Set task: Reply with one number: how many lines contain the word "image".

Exercise input:
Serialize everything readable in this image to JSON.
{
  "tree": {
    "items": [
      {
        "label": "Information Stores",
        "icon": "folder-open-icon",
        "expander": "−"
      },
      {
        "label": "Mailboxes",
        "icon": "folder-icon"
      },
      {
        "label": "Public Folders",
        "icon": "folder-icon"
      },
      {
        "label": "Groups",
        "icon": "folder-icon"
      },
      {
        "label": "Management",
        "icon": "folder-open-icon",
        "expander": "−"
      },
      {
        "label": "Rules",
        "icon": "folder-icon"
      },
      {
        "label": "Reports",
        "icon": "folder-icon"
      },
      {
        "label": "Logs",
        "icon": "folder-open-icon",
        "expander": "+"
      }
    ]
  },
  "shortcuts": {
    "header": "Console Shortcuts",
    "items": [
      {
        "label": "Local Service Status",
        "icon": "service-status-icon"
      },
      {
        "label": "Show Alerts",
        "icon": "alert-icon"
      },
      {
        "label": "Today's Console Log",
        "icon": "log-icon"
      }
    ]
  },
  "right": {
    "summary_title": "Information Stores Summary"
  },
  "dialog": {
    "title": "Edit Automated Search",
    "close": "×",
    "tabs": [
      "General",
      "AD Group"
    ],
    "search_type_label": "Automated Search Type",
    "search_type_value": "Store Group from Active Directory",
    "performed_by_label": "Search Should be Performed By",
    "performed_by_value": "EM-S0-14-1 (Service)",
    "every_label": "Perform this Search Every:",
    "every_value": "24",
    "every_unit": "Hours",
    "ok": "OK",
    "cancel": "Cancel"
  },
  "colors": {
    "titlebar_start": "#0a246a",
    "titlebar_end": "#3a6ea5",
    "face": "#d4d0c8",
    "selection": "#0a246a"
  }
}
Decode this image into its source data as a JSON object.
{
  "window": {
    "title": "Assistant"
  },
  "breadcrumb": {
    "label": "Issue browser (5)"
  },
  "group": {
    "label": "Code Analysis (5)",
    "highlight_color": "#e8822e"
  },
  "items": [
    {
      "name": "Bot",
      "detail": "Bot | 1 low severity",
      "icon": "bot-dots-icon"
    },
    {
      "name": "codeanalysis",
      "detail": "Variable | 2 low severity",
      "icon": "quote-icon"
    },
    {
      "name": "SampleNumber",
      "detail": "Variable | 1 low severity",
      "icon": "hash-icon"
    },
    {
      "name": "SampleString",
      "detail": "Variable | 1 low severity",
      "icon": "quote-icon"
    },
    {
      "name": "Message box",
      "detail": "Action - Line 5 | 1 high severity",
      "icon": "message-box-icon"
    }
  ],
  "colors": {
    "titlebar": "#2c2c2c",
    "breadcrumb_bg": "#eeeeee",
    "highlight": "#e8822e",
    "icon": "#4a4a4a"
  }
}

The response: 2